## START
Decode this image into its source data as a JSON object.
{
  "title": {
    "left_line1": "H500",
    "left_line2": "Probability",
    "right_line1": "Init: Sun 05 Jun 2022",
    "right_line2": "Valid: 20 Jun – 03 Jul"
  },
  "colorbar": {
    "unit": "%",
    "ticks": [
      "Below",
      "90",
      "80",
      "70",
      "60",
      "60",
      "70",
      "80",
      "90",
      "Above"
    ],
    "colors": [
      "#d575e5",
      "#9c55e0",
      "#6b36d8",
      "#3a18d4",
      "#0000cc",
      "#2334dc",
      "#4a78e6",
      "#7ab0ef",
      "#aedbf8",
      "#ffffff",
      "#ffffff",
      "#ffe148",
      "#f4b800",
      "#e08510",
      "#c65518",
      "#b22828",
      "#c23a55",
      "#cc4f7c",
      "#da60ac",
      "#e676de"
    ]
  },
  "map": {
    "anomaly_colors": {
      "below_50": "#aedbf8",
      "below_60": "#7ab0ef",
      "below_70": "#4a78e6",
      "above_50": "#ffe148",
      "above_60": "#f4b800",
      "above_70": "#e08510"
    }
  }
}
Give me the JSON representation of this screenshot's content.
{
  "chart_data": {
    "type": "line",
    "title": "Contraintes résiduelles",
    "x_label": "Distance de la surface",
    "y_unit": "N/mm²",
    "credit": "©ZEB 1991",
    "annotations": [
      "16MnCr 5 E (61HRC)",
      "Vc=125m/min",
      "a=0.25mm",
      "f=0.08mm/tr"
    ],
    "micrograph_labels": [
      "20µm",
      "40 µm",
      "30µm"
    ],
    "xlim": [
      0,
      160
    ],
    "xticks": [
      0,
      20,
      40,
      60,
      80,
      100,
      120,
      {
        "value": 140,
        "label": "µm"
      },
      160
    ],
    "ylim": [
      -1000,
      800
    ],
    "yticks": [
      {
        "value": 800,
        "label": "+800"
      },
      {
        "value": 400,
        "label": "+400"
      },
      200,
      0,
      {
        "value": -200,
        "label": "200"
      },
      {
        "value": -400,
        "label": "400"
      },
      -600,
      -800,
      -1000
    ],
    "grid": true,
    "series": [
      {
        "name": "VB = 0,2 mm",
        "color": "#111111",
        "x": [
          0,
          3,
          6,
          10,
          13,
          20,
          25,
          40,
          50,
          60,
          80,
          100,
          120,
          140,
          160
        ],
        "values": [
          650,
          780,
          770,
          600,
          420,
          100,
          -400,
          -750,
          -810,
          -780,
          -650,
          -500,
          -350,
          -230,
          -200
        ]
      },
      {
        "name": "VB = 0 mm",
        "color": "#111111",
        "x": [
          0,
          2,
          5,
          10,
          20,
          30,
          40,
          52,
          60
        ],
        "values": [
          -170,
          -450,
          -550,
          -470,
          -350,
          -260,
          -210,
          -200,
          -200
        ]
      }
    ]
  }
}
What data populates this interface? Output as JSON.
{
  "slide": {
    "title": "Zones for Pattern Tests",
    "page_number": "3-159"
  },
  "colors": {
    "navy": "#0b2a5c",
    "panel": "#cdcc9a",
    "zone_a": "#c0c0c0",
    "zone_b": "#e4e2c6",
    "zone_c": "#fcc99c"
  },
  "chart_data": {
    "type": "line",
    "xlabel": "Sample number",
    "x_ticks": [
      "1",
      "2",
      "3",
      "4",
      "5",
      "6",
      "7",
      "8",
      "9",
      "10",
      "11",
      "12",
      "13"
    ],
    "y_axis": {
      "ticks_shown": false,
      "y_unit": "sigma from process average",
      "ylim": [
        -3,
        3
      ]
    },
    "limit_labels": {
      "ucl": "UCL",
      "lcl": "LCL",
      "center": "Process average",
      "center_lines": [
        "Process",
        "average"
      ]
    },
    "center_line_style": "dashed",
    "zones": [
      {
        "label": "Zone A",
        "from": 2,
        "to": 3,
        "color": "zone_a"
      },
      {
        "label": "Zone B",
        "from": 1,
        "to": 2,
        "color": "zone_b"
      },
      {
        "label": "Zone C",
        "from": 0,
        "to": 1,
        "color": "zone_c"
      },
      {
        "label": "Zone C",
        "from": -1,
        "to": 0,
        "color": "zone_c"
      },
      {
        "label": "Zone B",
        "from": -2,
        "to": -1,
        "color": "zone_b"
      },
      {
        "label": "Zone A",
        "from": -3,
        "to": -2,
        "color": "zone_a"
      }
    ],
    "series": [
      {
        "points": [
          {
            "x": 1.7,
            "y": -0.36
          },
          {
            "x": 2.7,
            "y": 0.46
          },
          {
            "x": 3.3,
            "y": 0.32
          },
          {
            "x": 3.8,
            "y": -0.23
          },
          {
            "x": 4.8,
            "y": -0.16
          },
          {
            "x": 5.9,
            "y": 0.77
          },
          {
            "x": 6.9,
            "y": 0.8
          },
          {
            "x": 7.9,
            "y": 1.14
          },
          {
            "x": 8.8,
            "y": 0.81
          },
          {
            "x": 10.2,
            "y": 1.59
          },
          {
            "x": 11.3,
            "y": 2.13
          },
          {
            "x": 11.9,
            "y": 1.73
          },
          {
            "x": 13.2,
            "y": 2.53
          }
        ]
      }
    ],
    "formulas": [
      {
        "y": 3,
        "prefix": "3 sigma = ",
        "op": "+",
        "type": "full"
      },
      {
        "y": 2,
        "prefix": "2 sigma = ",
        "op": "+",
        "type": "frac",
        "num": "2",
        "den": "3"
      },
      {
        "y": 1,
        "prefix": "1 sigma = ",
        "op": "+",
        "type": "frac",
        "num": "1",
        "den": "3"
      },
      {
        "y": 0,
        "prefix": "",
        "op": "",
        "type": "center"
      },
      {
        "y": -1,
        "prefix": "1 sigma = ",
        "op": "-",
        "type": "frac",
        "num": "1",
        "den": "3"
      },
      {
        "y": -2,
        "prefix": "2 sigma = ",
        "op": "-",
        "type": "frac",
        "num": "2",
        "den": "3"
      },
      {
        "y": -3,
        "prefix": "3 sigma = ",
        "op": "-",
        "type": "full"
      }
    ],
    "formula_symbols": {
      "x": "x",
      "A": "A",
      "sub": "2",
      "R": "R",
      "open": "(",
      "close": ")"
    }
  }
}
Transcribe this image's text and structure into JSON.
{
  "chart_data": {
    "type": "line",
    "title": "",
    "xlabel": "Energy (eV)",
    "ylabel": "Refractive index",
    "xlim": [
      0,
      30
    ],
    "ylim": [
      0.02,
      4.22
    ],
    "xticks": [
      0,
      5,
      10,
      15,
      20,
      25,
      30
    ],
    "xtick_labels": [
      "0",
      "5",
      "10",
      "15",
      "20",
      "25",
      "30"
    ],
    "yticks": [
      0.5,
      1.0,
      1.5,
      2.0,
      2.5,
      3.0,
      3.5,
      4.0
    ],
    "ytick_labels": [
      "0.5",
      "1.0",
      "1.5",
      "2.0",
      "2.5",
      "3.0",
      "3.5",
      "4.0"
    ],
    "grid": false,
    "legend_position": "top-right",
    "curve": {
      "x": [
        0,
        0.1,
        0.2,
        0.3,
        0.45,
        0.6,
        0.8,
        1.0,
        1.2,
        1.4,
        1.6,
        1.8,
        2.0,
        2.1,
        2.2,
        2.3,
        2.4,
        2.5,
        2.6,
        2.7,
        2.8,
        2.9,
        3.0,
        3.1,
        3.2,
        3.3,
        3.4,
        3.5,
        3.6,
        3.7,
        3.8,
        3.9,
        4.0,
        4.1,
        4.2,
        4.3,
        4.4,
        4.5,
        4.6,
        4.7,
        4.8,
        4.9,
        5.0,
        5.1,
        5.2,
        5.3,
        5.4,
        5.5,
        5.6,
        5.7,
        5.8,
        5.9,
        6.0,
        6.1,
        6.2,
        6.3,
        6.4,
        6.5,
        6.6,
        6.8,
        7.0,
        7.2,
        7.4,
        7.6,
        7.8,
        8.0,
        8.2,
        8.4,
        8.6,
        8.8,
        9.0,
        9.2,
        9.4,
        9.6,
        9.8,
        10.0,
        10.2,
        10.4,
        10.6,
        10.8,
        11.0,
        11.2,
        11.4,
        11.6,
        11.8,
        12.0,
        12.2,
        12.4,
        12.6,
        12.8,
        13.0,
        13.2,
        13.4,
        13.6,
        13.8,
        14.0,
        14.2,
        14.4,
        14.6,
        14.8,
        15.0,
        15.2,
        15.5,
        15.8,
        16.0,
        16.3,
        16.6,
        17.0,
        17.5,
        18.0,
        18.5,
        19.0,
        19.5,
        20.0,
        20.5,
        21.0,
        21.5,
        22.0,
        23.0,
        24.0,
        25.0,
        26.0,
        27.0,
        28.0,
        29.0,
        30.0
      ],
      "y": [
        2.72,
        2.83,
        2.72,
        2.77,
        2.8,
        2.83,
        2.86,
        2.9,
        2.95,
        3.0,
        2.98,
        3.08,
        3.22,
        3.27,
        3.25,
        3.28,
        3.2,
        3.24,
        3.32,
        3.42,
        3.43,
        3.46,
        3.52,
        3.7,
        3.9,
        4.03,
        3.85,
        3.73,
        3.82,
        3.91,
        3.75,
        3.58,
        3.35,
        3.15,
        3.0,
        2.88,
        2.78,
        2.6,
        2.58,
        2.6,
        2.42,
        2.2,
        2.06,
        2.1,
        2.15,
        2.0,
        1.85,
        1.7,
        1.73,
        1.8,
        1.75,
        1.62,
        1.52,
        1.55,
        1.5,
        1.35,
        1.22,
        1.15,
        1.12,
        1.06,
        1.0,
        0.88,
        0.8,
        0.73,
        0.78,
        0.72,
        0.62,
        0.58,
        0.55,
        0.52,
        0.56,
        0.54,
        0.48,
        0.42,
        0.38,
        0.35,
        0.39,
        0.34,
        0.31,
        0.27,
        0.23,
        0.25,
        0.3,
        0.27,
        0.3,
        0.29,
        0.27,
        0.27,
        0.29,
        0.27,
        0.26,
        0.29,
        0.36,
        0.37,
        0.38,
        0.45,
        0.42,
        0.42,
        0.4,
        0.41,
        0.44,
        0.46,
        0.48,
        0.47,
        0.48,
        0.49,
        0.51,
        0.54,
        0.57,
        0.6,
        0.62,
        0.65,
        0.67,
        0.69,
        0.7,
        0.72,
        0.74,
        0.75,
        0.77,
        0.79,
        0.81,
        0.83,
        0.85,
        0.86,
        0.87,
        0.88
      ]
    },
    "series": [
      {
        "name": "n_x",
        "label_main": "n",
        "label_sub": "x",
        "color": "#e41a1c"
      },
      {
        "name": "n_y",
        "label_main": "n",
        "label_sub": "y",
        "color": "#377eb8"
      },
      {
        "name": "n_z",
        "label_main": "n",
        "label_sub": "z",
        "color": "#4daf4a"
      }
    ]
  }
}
## END
Show each line of the data that contains the string "into".

**WRITTEN RESPONSE**
Decode this image into its source data as a JSON object.
Transcribe this image's text and structure into JSON.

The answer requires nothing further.